[Extracted entries start]

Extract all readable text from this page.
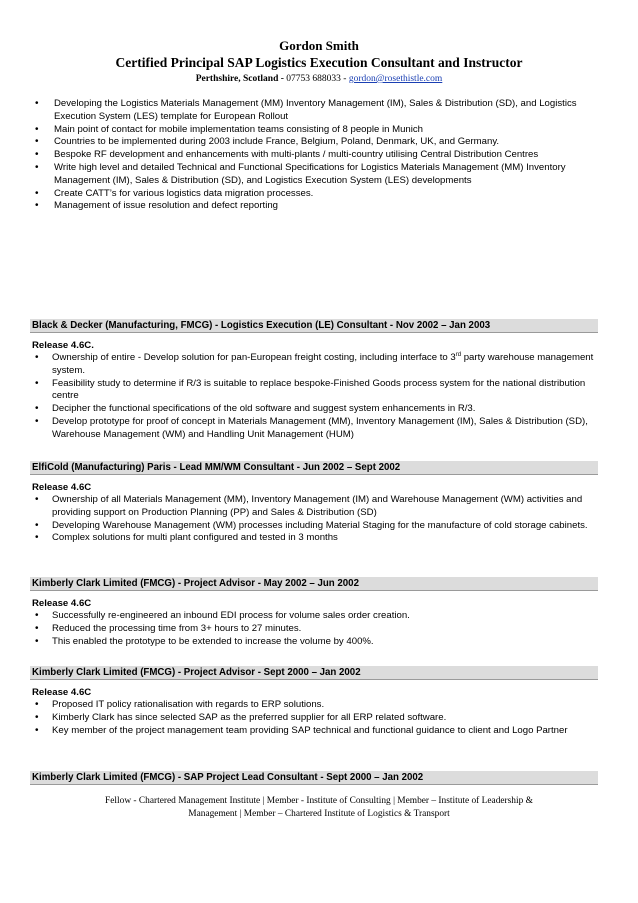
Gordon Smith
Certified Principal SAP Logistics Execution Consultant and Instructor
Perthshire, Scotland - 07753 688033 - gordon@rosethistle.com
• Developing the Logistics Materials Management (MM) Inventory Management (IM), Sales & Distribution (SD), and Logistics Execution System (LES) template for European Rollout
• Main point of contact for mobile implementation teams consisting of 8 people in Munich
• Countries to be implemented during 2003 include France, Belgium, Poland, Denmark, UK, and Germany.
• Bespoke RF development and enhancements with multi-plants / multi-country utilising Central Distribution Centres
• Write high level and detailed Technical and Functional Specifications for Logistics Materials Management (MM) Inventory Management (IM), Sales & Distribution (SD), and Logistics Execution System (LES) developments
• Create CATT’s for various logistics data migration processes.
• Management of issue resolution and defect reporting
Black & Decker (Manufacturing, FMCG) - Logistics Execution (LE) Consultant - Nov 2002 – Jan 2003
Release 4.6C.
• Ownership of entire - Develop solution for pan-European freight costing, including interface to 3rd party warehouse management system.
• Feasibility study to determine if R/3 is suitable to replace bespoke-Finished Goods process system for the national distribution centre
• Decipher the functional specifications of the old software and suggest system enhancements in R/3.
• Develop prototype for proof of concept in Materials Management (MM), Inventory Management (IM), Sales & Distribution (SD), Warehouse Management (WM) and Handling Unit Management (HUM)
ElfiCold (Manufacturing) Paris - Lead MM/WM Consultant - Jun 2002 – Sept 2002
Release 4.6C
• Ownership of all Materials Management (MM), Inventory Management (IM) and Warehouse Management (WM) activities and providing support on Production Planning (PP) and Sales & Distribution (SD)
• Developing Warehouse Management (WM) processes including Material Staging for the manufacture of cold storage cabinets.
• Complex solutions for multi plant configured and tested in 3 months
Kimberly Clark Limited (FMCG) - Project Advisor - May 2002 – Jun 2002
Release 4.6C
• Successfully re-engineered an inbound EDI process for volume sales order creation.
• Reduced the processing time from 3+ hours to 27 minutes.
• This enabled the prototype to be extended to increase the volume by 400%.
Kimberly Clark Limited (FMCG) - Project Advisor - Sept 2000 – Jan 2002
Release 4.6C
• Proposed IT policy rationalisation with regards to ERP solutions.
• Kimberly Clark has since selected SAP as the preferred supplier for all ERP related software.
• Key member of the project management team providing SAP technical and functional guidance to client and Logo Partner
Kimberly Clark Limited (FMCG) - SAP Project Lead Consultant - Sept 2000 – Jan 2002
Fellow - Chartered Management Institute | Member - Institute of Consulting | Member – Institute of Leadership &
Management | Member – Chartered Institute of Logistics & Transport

[Extracted entries end]

- Work to be completed
Make an exact copy of the listing above. Do not include the pictures.

- Exercise response
Extract all readable text from this page.
Gordon Smith
Certified Principal SAP Logistics Execution Consultant and Instructor
Perthshire, Scotland - 07753 688033 - gordon@rosethistle.com
• Developing the Logistics Materials Management (MM) Inventory Management (IM), Sales & Distribution (SD), and Logistics Execution System (LES) template for European Rollout
• Main point of contact for mobile implementation teams consisting of 8 people in Munich
• Countries to be implemented during 2003 include France, Belgium, Poland, Denmark, UK, and Germany.
• Bespoke RF development and enhancements with multi-plants / multi-country utilising Central Distribution Centres
• Write high level and detailed Technical and Functional Specifications for Logistics Materials Management (MM) Inventory Management (IM), Sales & Distribution (SD), and Logistics Execution System (LES) developments
• Create CATT’s for various logistics data migration processes.
• Management of issue resolution and defect reporting
Black & Decker (Manufacturing, FMCG) - Logistics Execution (LE) Consultant - Nov 2002 – Jan 2003
Release 4.6C.
• Ownership of entire - Develop solution for pan-European freight costing, including interface to 3rd party warehouse management system.
• Feasibility study to determine if R/3 is suitable to replace bespoke-Finished Goods process system for the national distribution centre
• Decipher the functional specifications of the old software and suggest system enhancements in R/3.
• Develop prototype for proof of concept in Materials Management (MM), Inventory Management (IM), Sales & Distribution (SD), Warehouse Management (WM) and Handling Unit Management (HUM)
ElfiCold (Manufacturing) Paris - Lead MM/WM Consultant - Jun 2002 – Sept 2002
Release 4.6C
• Ownership of all Materials Management (MM), Inventory Management (IM) and Warehouse Management (WM) activities and providing support on Production Planning (PP) and Sales & Distribution (SD)
• Developing Warehouse Management (WM) processes including Material Staging for the manufacture of cold storage cabinets.
• Complex solutions for multi plant configured and tested in 3 months
Kimberly Clark Limited (FMCG) - Project Advisor - May 2002 – Jun 2002
Release 4.6C
• Successfully re-engineered an inbound EDI process for volume sales order creation.
• Reduced the processing time from 3+ hours to 27 minutes.
• This enabled the prototype to be extended to increase the volume by 400%.
Kimberly Clark Limited (FMCG) - Project Advisor - Sept 2000 – Jan 2002
Release 4.6C
• Proposed IT policy rationalisation with regards to ERP solutions.
• Kimberly Clark has since selected SAP as the preferred supplier for all ERP related software.
• Key member of the project management team providing SAP technical and functional guidance to client and Logo Partner
Kimberly Clark Limited (FMCG) - SAP Project Lead Consultant - Sept 2000 – Jan 2002
Fellow - Chartered Management Institute | Member - Institute of Consulting | Member – Institute of Leadership &
Management | Member – Chartered Institute of Logistics & Transport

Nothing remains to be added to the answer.